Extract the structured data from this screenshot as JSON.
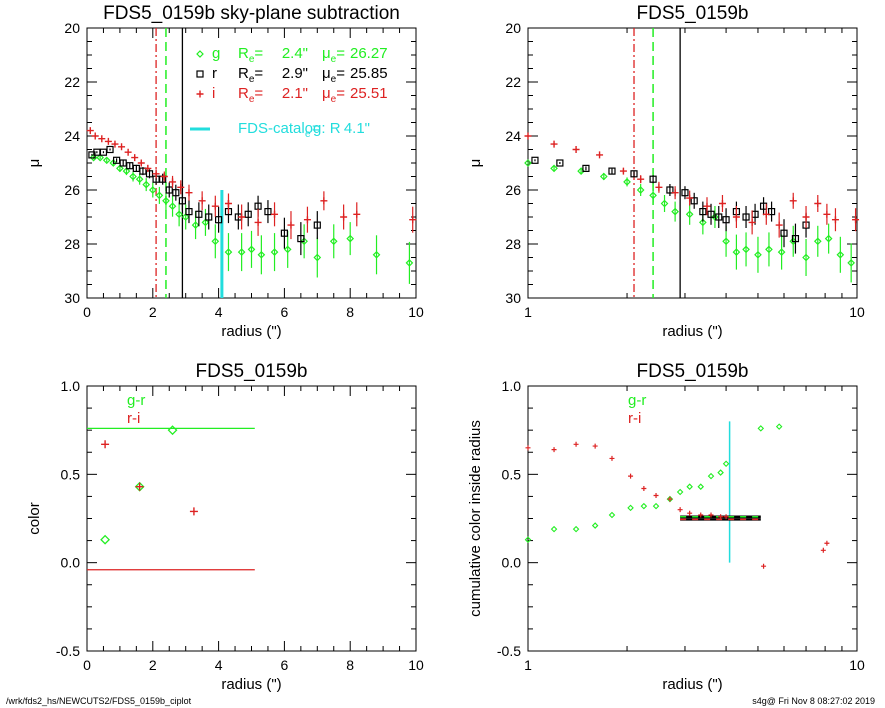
{
  "colors": {
    "g": "#22ee22",
    "r": "#000000",
    "i": "#dd2222",
    "catalog": "#22dddd"
  },
  "footer": {
    "path": "/wrk/fds2_hs/NEWCUTS2/FDS5_0159b_ciplot",
    "stamp": "s4g@  Fri Nov  8 08:27:02 2019"
  },
  "chart_data": [
    {
      "type": "scatter",
      "title": "FDS5_0159b sky-plane subtraction",
      "xlabel": "radius (\")",
      "ylabel": "μ",
      "xlim": [
        0,
        10
      ],
      "ylim": [
        30,
        20
      ],
      "xticks": [
        0,
        2,
        4,
        6,
        8,
        10
      ],
      "yticks": [
        20,
        22,
        24,
        26,
        28,
        30
      ],
      "legend": [
        {
          "band": "g",
          "re": "2.4\"",
          "mu": "26.27"
        },
        {
          "band": "r",
          "re": "2.9\"",
          "mu": "25.85"
        },
        {
          "band": "i",
          "re": "2.1\"",
          "mu": "25.51"
        }
      ],
      "catalog_label": "FDS-catalog: R",
      "catalog_re": "4.1\"",
      "vlines": {
        "g": 2.4,
        "r": 2.9,
        "i": 2.1,
        "catalog": 4.1
      },
      "series": [
        {
          "name": "g",
          "x": [
            0.2,
            0.4,
            0.6,
            0.8,
            1.0,
            1.2,
            1.4,
            1.6,
            1.8,
            2.0,
            2.2,
            2.4,
            2.6,
            2.8,
            3.0,
            3.3,
            3.6,
            3.9,
            4.3,
            4.7,
            5.0,
            5.3,
            5.7,
            6.1,
            6.6,
            7.0,
            7.5,
            8.0,
            8.8,
            9.8
          ],
          "y": [
            24.8,
            24.8,
            24.9,
            25.0,
            25.2,
            25.3,
            25.5,
            25.6,
            25.8,
            26.0,
            26.2,
            26.4,
            26.6,
            26.9,
            27.0,
            27.3,
            27.2,
            27.9,
            28.3,
            28.3,
            28.2,
            28.4,
            28.3,
            28.2,
            27.9,
            28.5,
            27.9,
            27.8,
            28.4,
            28.7
          ]
        },
        {
          "name": "r",
          "x": [
            0.15,
            0.3,
            0.5,
            0.7,
            0.9,
            1.1,
            1.3,
            1.5,
            1.7,
            1.9,
            2.1,
            2.3,
            2.5,
            2.7,
            2.9,
            3.1,
            3.4,
            3.7,
            4.0,
            4.3,
            4.6,
            4.9,
            5.2,
            5.5,
            6.0,
            6.5,
            7.0
          ],
          "y": [
            24.7,
            24.6,
            24.6,
            24.5,
            24.9,
            25.0,
            25.1,
            25.2,
            25.3,
            25.4,
            25.6,
            25.6,
            26.0,
            26.1,
            26.4,
            26.8,
            26.9,
            27.0,
            27.1,
            26.8,
            27.0,
            26.9,
            26.6,
            26.8,
            27.6,
            27.8,
            27.3
          ]
        },
        {
          "name": "i",
          "x": [
            0.1,
            0.25,
            0.45,
            0.65,
            0.85,
            1.05,
            1.25,
            1.45,
            1.65,
            1.85,
            2.1,
            2.35,
            2.6,
            2.85,
            3.1,
            3.5,
            3.9,
            4.3,
            4.7,
            5.2,
            5.7,
            6.2,
            6.7,
            7.2,
            7.8,
            8.2,
            9.9
          ],
          "y": [
            23.8,
            24.0,
            24.1,
            24.2,
            24.3,
            24.4,
            24.6,
            24.8,
            25.0,
            25.2,
            25.4,
            25.5,
            25.7,
            25.9,
            26.1,
            26.4,
            26.6,
            26.5,
            27.0,
            27.2,
            26.9,
            27.3,
            27.1,
            26.4,
            27.0,
            26.9,
            27.1
          ]
        }
      ]
    },
    {
      "type": "scatter",
      "title": "FDS5_0159b",
      "xlabel": "radius (\")",
      "ylabel": "μ",
      "xscale": "log",
      "xlim": [
        1,
        10
      ],
      "ylim": [
        30,
        20
      ],
      "xticks": [
        1,
        10
      ],
      "yticks": [
        20,
        22,
        24,
        26,
        28,
        30
      ],
      "vlines": {
        "g": 2.4,
        "r": 2.9,
        "i": 2.1
      },
      "series": [
        {
          "name": "g",
          "x": [
            1.0,
            1.2,
            1.45,
            1.7,
            2.0,
            2.2,
            2.4,
            2.6,
            2.8,
            3.1,
            3.4,
            3.7,
            4.0,
            4.3,
            4.6,
            5.0,
            5.4,
            5.9,
            6.4,
            7.0,
            7.6,
            8.2,
            8.9,
            9.6
          ],
          "y": [
            25.0,
            25.2,
            25.3,
            25.5,
            25.7,
            26.0,
            26.2,
            26.5,
            26.8,
            26.9,
            27.2,
            27.0,
            27.9,
            28.3,
            28.2,
            28.4,
            28.2,
            28.3,
            27.9,
            28.5,
            27.9,
            27.8,
            28.4,
            28.7
          ]
        },
        {
          "name": "r",
          "x": [
            1.05,
            1.25,
            1.5,
            1.8,
            2.1,
            2.4,
            2.7,
            3.0,
            3.2,
            3.4,
            3.6,
            3.8,
            4.0,
            4.3,
            4.6,
            4.9,
            5.2,
            5.5,
            6.0,
            6.5,
            7.0
          ],
          "y": [
            24.9,
            25.0,
            25.2,
            25.3,
            25.4,
            25.6,
            26.0,
            26.1,
            26.4,
            26.8,
            26.9,
            27.0,
            27.1,
            26.8,
            27.0,
            26.9,
            26.6,
            26.8,
            27.6,
            27.8,
            27.3
          ]
        },
        {
          "name": "i",
          "x": [
            1.0,
            1.2,
            1.4,
            1.65,
            1.95,
            2.2,
            2.5,
            2.8,
            3.1,
            3.5,
            3.9,
            4.3,
            4.8,
            5.3,
            5.8,
            6.4,
            7.0,
            7.6,
            8.1,
            8.6,
            9.9
          ],
          "y": [
            24.0,
            24.3,
            24.5,
            24.7,
            25.3,
            25.6,
            25.9,
            26.1,
            26.3,
            26.6,
            26.5,
            27.0,
            27.2,
            26.9,
            27.3,
            26.4,
            27.0,
            26.5,
            26.9,
            27.1,
            27.1
          ]
        }
      ]
    },
    {
      "type": "scatter",
      "title": "FDS5_0159b",
      "xlabel": "radius (\")",
      "ylabel": "color",
      "xlim": [
        0,
        10
      ],
      "ylim": [
        -0.5,
        1.0
      ],
      "xticks": [
        0,
        2,
        4,
        6,
        8,
        10
      ],
      "yticks": [
        -0.5,
        0.0,
        0.5,
        1.0
      ],
      "legend": [
        "g-r",
        "r-i"
      ],
      "hlines": [
        {
          "name": "g-r",
          "y": 0.76,
          "x0": 0,
          "x1": 5.1
        },
        {
          "name": "r-i",
          "y": -0.04,
          "x0": 0,
          "x1": 5.1
        }
      ],
      "series": [
        {
          "name": "g-r",
          "x": [
            0.55,
            1.6,
            2.6
          ],
          "y": [
            0.13,
            0.43,
            0.75
          ]
        },
        {
          "name": "r-i",
          "x": [
            0.55,
            1.6,
            3.25
          ],
          "y": [
            0.67,
            0.43,
            0.29
          ]
        }
      ]
    },
    {
      "type": "scatter",
      "title": "FDS5_0159b",
      "xlabel": "radius (\")",
      "ylabel": "cumulative color inside radius",
      "xscale": "log",
      "xlim": [
        1,
        10
      ],
      "ylim": [
        -0.5,
        1.0
      ],
      "xticks": [
        1,
        10
      ],
      "yticks": [
        -0.5,
        0.0,
        0.5,
        1.0
      ],
      "legend": [
        "g-r",
        "r-i"
      ],
      "vline": {
        "x": 4.1,
        "y0": 0.0,
        "y1": 0.8
      },
      "hbars": {
        "x0": 2.9,
        "x1": 5.1,
        "y_top": 0.26,
        "y_bottom": 0.245
      },
      "series": [
        {
          "name": "g-r",
          "x": [
            1.0,
            1.2,
            1.4,
            1.6,
            1.8,
            2.05,
            2.25,
            2.45,
            2.7,
            2.9,
            3.1,
            3.35,
            3.6,
            3.85,
            4.0,
            5.1,
            5.8
          ],
          "y": [
            0.13,
            0.19,
            0.19,
            0.21,
            0.27,
            0.31,
            0.32,
            0.32,
            0.36,
            0.4,
            0.43,
            0.43,
            0.49,
            0.51,
            0.56,
            0.76,
            0.77
          ]
        },
        {
          "name": "r-i",
          "x": [
            1.0,
            1.2,
            1.4,
            1.6,
            1.8,
            2.05,
            2.25,
            2.45,
            2.7,
            2.9,
            3.1,
            3.35,
            3.6,
            3.85,
            4.0,
            5.2,
            7.9,
            8.1
          ],
          "y": [
            0.65,
            0.64,
            0.67,
            0.66,
            0.59,
            0.49,
            0.42,
            0.38,
            0.36,
            0.3,
            0.28,
            0.27,
            0.27,
            0.26,
            0.26,
            -0.02,
            0.07,
            0.11
          ]
        }
      ]
    }
  ]
}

* * *

> What is expected: From the records above, pick out and copy each line holding the word "ylabel".

> Solution for this problem:
      "ylabel": "μ",
      "ylabel": "μ",
      "ylabel": "color",
      "ylabel": "cumulative color inside radius",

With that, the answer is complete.